_WHAT TO DO_.
All material below is to be reproduced exactly.

_RECORDS FOR THIS EXERCISE_.
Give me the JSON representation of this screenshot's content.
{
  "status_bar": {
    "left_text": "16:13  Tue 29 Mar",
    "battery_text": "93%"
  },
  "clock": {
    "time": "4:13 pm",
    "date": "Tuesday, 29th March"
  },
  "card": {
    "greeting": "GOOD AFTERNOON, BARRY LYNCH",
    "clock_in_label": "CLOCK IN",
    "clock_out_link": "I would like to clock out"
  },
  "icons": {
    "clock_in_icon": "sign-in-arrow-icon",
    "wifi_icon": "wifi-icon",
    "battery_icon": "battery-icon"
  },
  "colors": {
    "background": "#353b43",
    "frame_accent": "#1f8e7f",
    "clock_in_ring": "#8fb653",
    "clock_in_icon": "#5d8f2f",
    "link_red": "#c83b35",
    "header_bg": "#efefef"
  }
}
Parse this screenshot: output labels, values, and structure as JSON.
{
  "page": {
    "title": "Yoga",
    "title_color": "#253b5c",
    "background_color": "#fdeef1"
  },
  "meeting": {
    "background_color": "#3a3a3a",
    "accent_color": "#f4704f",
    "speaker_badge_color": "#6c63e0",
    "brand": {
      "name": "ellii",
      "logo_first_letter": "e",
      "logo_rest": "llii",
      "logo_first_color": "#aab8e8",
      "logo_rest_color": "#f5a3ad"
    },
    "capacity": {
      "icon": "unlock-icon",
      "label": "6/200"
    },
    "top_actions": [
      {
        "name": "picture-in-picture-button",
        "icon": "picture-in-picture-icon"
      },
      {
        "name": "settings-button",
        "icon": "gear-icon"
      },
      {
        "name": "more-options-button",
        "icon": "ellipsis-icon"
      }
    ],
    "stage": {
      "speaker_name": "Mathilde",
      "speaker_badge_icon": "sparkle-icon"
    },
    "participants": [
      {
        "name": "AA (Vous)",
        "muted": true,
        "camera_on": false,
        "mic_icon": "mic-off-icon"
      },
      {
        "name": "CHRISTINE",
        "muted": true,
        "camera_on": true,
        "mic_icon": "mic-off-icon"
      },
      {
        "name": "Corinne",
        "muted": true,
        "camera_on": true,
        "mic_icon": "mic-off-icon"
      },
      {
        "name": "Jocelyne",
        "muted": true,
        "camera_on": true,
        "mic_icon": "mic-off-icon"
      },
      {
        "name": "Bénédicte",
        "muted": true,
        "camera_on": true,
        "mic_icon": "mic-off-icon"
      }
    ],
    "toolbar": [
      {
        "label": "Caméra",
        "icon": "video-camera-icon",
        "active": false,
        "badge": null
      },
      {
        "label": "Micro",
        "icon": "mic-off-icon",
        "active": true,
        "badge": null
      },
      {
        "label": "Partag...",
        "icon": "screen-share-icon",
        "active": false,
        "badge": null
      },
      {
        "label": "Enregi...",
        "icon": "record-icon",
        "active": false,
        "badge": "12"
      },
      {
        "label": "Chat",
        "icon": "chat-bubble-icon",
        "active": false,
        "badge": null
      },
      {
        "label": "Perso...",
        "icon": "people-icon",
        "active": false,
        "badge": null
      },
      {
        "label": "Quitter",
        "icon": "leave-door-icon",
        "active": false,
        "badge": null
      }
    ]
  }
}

_THE SOLUTION_.
Give me the JSON representation of this screenshot's content.
{
  "status_bar": {
    "left_text": "16:13  Tue 29 Mar",
    "battery_text": "93%"
  },
  "clock": {
    "time": "4:13 pm",
    "date": "Tuesday, 29th March"
  },
  "card": {
    "greeting": "GOOD AFTERNOON, BARRY LYNCH",
    "clock_in_label": "CLOCK IN",
    "clock_out_link": "I would like to clock out"
  },
  "icons": {
    "clock_in_icon": "sign-in-arrow-icon",
    "wifi_icon": "wifi-icon",
    "battery_icon": "battery-icon"
  },
  "colors": {
    "background": "#353b43",
    "frame_accent": "#1f8e7f",
    "clock_in_ring": "#8fb653",
    "clock_in_icon": "#5d8f2f",
    "link_red": "#c83b35",
    "header_bg": "#efefef"
  }
}
Parse this screenshot: output labels, values, and structure as JSON.
{
  "page": {
    "title": "Yoga",
    "title_color": "#253b5c",
    "background_color": "#fdeef1"
  },
  "meeting": {
    "background_color": "#3a3a3a",
    "accent_color": "#f4704f",
    "speaker_badge_color": "#6c63e0",
    "brand": {
      "name": "ellii",
      "logo_first_letter": "e",
      "logo_rest": "llii",
      "logo_first_color": "#aab8e8",
      "logo_rest_color": "#f5a3ad"
    },
    "capacity": {
      "icon": "unlock-icon",
      "label": "6/200"
    },
    "top_actions": [
      {
        "name": "picture-in-picture-button",
        "icon": "picture-in-picture-icon"
      },
      {
        "name": "settings-button",
        "icon": "gear-icon"
      },
      {
        "name": "more-options-button",
        "icon": "ellipsis-icon"
      }
    ],
    "stage": {
      "speaker_name": "Mathilde",
      "speaker_badge_icon": "sparkle-icon"
    },
    "participants": [
      {
        "name": "AA (Vous)",
        "muted": true,
        "camera_on": false,
        "mic_icon": "mic-off-icon"
      },
      {
        "name": "CHRISTINE",
        "muted": true,
        "camera_on": true,
        "mic_icon": "mic-off-icon"
      },
      {
        "name": "Corinne",
        "muted": true,
        "camera_on": true,
        "mic_icon": "mic-off-icon"
      },
      {
        "name": "Jocelyne",
        "muted": true,
        "camera_on": true,
        "mic_icon": "mic-off-icon"
      },
      {
        "name": "Bénédicte",
        "muted": true,
        "camera_on": true,
        "mic_icon": "mic-off-icon"
      }
    ],
    "toolbar": [
      {
        "label": "Caméra",
        "icon": "video-camera-icon",
        "active": false,
        "badge": null
      },
      {
        "label": "Micro",
        "icon": "mic-off-icon",
        "active": true,
        "badge": null
      },
      {
        "label": "Partag...",
        "icon": "screen-share-icon",
        "active": false,
        "badge": null
      },
      {
        "label": "Enregi...",
        "icon": "record-icon",
        "active": false,
        "badge": "12"
      },
      {
        "label": "Chat",
        "icon": "chat-bubble-icon",
        "active": false,
        "badge": null
      },
      {
        "label": "Perso...",
        "icon": "people-icon",
        "active": false,
        "badge": null
      },
      {
        "label": "Quitter",
        "icon": "leave-door-icon",
        "active": false,
        "badge": null
      }
    ]
  }
}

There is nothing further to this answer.